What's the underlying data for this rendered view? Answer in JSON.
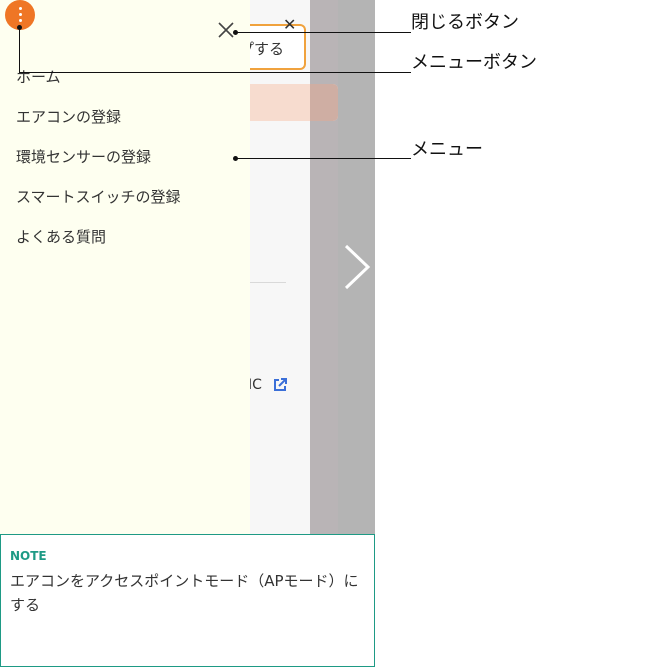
{
  "background_app": {
    "button_text": "プする",
    "close_glyph": "✕",
    "link_text": "IC",
    "next_icon": "chevron-right-icon",
    "external_link_icon": "external-link-icon"
  },
  "drawer": {
    "menu_button_icon": "kebab-menu-icon",
    "close_button_icon": "close-icon",
    "items": [
      {
        "label": "ホーム"
      },
      {
        "label": "エアコンの登録"
      },
      {
        "label": "環境センサーの登録"
      },
      {
        "label": "スマートスイッチの登録"
      },
      {
        "label": "よくある質問"
      }
    ]
  },
  "annotations": {
    "close_button": "閉じるボタン",
    "menu_button": "メニューボタン",
    "menu": "メニュー"
  },
  "note": {
    "label": "NOTE",
    "text": "エアコンをアクセスポイントモード（APモード）にする"
  },
  "colors": {
    "accent_orange": "#ef7625",
    "drawer_bg": "#fefff0",
    "note_teal": "#1e9a85",
    "link_blue": "#3b6fd8"
  }
}
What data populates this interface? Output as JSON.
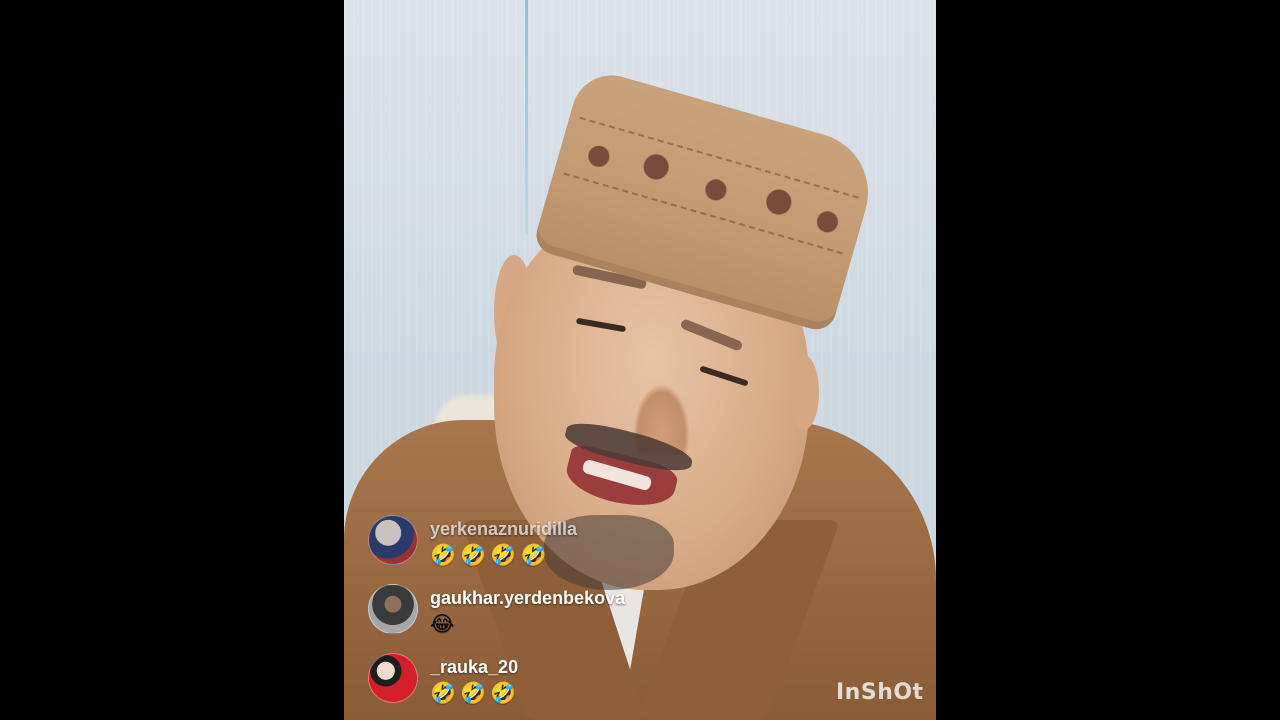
{
  "live": {
    "comments": [
      {
        "username": "yerkenaznuridilla",
        "message": "🤣🤣🤣🤣",
        "avatar_icon": "user-avatar"
      },
      {
        "username": "gaukhar.yerdenbekova",
        "message": "😂",
        "avatar_icon": "user-avatar"
      },
      {
        "username": "_rauka_20",
        "message": "🤣🤣🤣",
        "avatar_icon": "user-avatar"
      }
    ]
  },
  "watermark": {
    "text": "InShOt"
  },
  "colors": {
    "letterbox": "#000000",
    "username": "#ffffff",
    "hat": "#c29a72",
    "jacket": "#96663f"
  }
}
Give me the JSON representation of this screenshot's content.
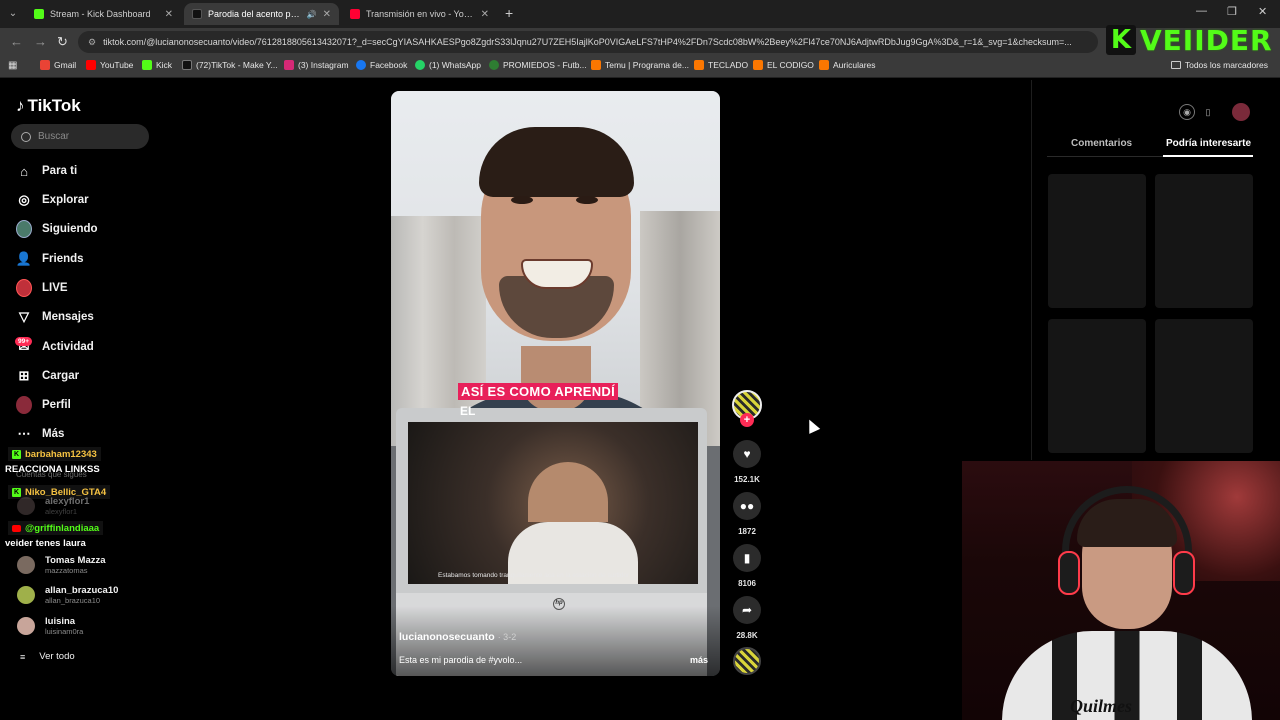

======

# EXERCISE DESCRIPTION
Give an exact reproduction of every line, leaving out any picture.

# RESULT FOR THIS TASK
What's the underlying data for this rendered view? Answer in JSON.
{
  "background_app": {
    "button_text": "プする",
    "close_glyph": "✕",
    "link_text": "IC",
    "next_icon": "chevron-right-icon",
    "external_link_icon": "external-link-icon"
  },
  "drawer": {
    "menu_button_icon": "kebab-menu-icon",
    "close_button_icon": "close-icon",
    "items": [
      {
        "label": "ホーム"
      },
      {
        "label": "エアコンの登録"
      },
      {
        "label": "環境センサーの登録"
      },
      {
        "label": "スマートスイッチの登録"
      },
      {
        "label": "よくある質問"
      }
    ]
  },
  "annotations": {
    "close_button": "閉じるボタン",
    "menu_button": "メニューボタン",
    "menu": "メニュー"
  },
  "note": {
    "label": "NOTE",
    "text": "エアコンをアクセスポイントモード（APモード）にする"
  },
  "colors": {
    "accent_orange": "#ef7625",
    "drawer_bg": "#fefff0",
    "note_teal": "#1e9a85",
    "link_blue": "#3b6fd8"
  }
}
What data populates this interface? Output as JSON.
{
  "live": {
    "comments": [
      {
        "username": "yerkenaznuridilla",
        "message": "🤣🤣🤣🤣",
        "avatar_icon": "user-avatar"
      },
      {
        "username": "gaukhar.yerdenbekova",
        "message": "😂",
        "avatar_icon": "user-avatar"
      },
      {
        "username": "_rauka_20",
        "message": "🤣🤣🤣",
        "avatar_icon": "user-avatar"
      }
    ]
  },
  "watermark": {
    "text": "InShOt"
  },
  "colors": {
    "letterbox": "#000000",
    "username": "#ffffff",
    "hat": "#c29a72",
    "jacket": "#96663f"
  }
}
Give me the JSON representation of this screenshot's content.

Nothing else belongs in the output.